From the entries that follow, pick out all lines holding "name".

# Start of Extracted information

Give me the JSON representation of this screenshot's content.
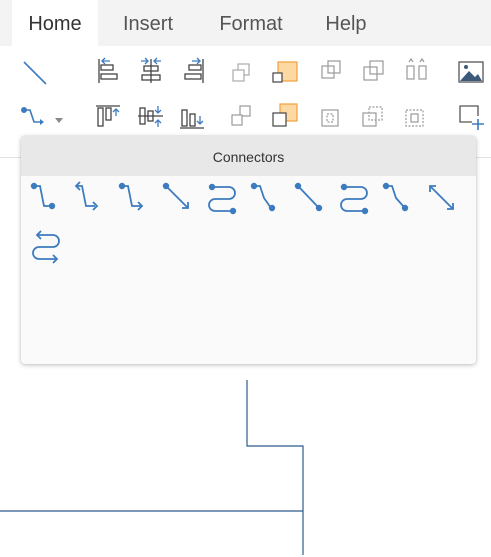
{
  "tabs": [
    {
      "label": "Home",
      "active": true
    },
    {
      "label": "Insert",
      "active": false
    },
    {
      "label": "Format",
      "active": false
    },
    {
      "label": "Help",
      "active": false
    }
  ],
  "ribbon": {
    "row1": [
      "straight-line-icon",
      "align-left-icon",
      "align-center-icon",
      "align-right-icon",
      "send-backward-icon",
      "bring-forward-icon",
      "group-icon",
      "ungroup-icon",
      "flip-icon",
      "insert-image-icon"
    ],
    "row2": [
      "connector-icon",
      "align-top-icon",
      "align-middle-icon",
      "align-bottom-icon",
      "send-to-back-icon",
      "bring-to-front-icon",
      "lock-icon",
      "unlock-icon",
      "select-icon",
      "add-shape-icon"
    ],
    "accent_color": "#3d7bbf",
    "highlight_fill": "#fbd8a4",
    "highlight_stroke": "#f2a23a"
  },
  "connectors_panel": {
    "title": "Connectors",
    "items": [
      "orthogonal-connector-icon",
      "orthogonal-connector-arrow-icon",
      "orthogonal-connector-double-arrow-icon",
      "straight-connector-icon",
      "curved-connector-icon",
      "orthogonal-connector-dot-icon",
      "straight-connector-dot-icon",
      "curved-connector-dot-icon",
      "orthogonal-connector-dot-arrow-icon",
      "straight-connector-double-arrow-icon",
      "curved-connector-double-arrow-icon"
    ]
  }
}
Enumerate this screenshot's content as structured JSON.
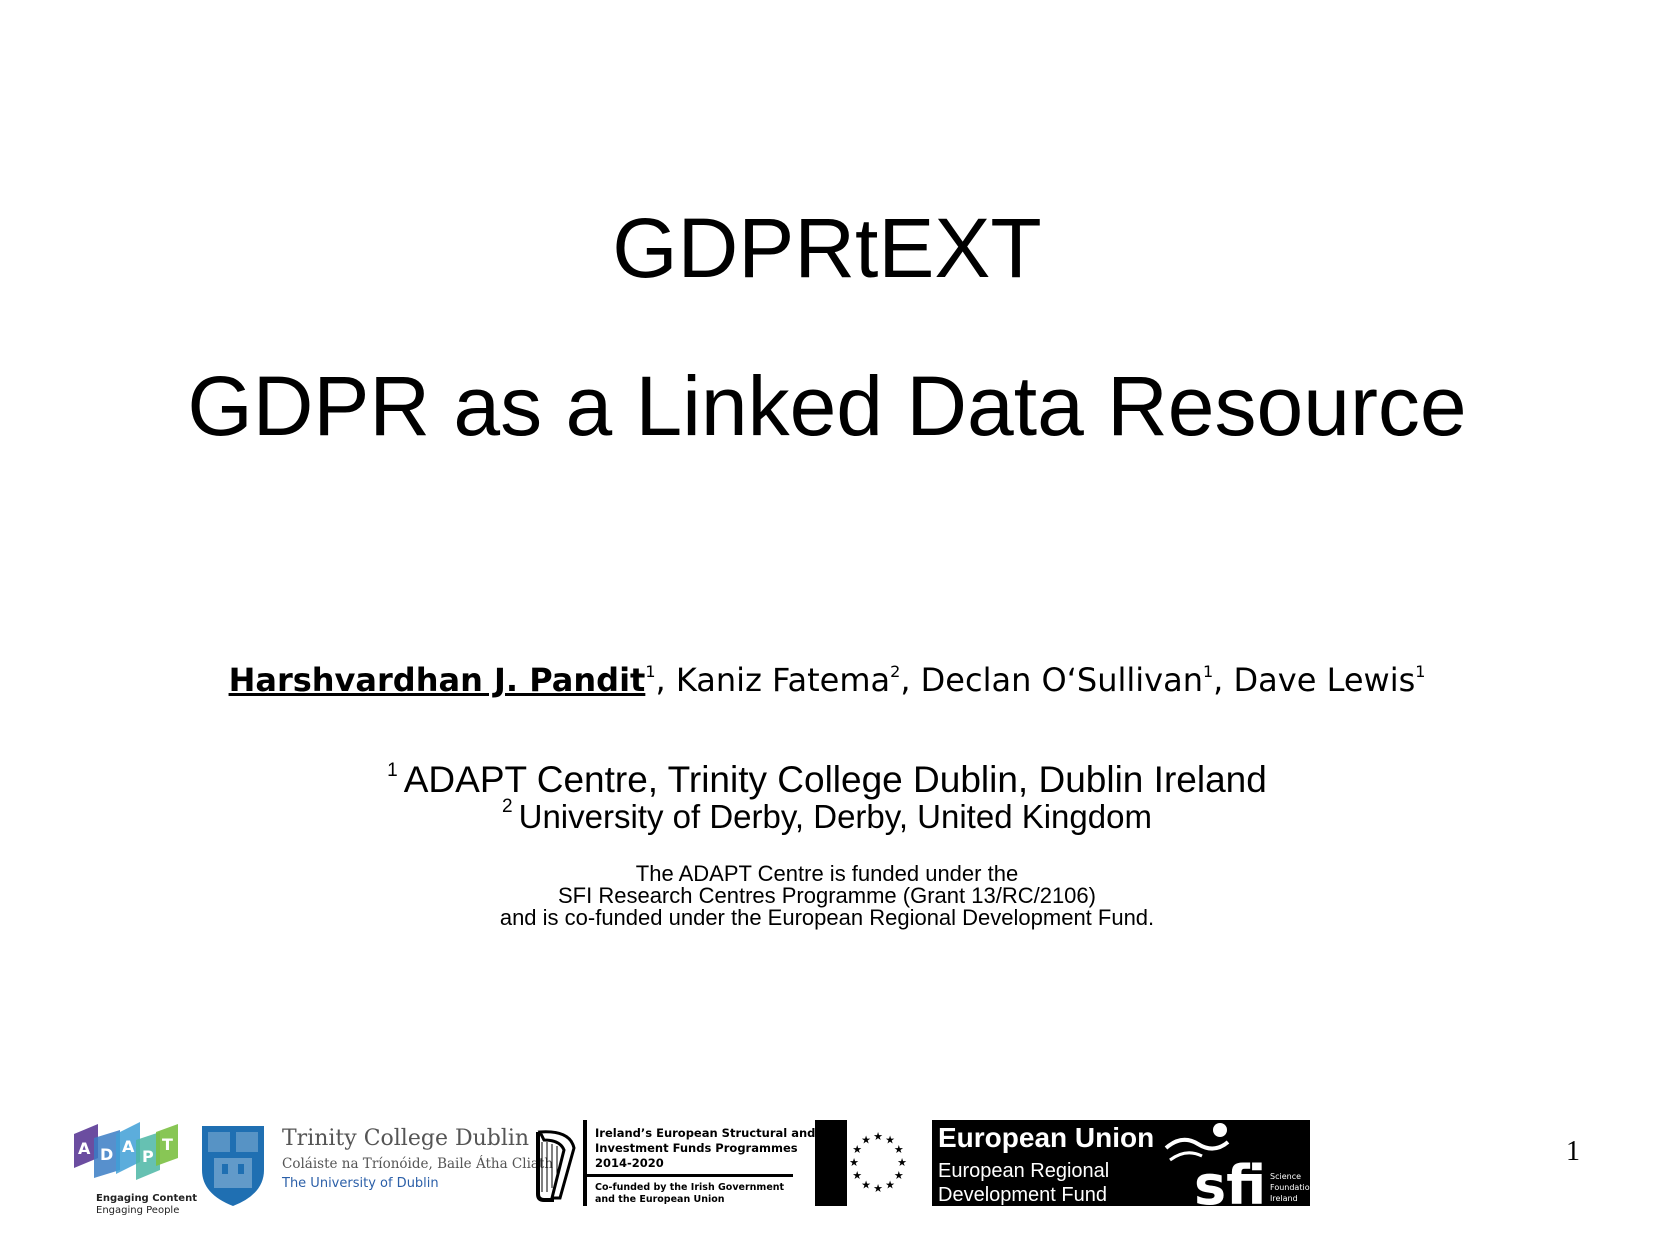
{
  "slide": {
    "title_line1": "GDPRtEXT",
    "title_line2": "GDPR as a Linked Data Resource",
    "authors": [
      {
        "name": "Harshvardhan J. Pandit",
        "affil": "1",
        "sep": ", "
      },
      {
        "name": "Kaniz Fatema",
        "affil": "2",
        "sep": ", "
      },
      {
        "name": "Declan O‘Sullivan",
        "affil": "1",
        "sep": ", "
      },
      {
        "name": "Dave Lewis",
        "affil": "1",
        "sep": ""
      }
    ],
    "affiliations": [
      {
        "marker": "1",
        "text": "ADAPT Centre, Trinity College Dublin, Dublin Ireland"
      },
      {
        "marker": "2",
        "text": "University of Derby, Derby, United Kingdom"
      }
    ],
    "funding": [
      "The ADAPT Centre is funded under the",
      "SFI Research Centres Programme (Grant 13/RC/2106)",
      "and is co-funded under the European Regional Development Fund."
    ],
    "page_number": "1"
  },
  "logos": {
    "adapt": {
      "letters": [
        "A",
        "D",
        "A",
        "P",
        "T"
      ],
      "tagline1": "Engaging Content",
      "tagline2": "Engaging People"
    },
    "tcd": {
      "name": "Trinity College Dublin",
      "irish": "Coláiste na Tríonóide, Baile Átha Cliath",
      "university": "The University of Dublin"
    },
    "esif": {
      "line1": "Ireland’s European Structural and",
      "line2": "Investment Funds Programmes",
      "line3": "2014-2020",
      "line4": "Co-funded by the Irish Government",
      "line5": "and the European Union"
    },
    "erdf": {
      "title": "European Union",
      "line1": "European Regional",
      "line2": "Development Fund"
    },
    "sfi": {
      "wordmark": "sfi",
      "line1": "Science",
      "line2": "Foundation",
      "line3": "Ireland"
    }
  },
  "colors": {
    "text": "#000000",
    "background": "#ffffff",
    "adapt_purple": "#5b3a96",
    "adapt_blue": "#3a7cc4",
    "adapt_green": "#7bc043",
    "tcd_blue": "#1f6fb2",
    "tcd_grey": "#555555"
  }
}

# End of Extracted information

Task response »
        "name": "Harshvardhan J. Pandit",
        "name": "Kaniz Fatema",
        "name": "Declan O‘Sullivan",
        "name": "Dave Lewis",
      "name": "Trinity College Dublin",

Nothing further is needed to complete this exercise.